§ **Information given**
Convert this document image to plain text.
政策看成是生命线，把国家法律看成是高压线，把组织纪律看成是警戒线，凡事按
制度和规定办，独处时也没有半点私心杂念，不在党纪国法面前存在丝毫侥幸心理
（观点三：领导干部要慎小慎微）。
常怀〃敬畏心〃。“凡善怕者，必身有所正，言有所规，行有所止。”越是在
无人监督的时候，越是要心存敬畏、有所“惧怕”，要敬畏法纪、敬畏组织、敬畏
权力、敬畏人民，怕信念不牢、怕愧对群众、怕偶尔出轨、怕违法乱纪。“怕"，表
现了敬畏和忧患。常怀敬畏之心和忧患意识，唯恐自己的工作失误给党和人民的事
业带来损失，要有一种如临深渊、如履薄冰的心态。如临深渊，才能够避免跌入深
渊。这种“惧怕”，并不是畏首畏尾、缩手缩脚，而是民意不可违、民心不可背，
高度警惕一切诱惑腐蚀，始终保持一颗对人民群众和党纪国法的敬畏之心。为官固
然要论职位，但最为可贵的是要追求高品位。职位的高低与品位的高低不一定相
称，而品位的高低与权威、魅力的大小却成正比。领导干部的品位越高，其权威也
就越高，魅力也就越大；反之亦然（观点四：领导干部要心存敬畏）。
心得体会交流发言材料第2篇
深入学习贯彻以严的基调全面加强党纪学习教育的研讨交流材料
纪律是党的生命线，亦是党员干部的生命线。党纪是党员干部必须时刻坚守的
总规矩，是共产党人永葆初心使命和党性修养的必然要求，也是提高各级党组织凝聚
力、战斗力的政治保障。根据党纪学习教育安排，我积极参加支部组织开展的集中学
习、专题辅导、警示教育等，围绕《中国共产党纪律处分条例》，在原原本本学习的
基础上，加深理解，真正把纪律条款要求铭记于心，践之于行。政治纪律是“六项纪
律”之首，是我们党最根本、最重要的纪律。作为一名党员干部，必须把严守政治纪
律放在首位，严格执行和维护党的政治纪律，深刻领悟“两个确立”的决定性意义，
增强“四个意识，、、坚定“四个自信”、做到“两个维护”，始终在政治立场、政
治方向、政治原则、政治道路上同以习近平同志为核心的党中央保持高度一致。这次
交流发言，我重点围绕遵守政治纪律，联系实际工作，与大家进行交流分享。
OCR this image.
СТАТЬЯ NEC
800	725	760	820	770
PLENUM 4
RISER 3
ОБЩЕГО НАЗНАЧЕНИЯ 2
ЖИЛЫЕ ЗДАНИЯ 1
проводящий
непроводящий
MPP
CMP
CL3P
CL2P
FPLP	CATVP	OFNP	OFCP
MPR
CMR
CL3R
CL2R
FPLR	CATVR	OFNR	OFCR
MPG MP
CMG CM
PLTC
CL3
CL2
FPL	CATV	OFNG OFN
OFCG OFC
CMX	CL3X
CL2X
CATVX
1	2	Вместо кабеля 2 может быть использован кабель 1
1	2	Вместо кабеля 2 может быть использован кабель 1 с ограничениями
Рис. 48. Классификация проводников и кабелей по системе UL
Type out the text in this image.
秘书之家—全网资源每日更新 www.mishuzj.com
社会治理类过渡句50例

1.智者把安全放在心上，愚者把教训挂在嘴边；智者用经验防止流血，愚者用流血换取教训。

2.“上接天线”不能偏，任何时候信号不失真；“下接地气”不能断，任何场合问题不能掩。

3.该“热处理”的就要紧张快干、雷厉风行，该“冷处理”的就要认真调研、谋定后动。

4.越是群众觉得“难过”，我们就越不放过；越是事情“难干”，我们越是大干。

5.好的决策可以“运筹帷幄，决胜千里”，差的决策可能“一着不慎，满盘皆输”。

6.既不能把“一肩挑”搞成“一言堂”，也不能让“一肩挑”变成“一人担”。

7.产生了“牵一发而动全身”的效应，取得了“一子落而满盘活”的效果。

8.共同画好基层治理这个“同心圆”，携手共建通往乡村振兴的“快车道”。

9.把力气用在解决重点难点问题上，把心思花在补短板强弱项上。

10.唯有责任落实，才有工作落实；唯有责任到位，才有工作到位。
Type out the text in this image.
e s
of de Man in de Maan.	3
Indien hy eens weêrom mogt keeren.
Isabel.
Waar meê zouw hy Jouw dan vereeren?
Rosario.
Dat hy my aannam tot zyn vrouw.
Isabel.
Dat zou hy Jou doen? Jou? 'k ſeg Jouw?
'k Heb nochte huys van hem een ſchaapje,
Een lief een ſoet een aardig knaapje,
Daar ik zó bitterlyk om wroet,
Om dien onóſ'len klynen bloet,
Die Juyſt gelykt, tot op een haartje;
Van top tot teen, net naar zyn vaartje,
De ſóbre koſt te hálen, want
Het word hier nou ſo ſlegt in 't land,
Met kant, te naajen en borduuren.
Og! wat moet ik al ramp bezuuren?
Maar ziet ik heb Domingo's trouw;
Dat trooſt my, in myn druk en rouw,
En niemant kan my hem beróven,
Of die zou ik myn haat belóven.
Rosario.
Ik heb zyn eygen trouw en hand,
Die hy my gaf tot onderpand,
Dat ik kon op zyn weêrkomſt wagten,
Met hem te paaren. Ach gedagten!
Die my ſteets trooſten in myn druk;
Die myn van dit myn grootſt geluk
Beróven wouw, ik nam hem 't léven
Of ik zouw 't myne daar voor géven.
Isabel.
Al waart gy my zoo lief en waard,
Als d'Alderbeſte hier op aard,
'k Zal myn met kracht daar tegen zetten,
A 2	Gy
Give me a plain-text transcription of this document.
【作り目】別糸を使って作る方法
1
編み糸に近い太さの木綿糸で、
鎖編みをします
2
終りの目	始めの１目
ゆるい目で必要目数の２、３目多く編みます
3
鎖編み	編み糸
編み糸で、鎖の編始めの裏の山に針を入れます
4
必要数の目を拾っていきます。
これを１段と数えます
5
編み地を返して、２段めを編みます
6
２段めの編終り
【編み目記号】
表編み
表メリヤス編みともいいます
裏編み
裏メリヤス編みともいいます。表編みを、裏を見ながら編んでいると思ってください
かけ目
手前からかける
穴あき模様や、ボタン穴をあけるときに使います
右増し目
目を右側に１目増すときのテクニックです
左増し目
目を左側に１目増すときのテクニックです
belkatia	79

§ **Stated exercise**
Scan the entries above and work out how many lines include the word "быть"; the reply is that number alone.

§ **Solved exercise**
2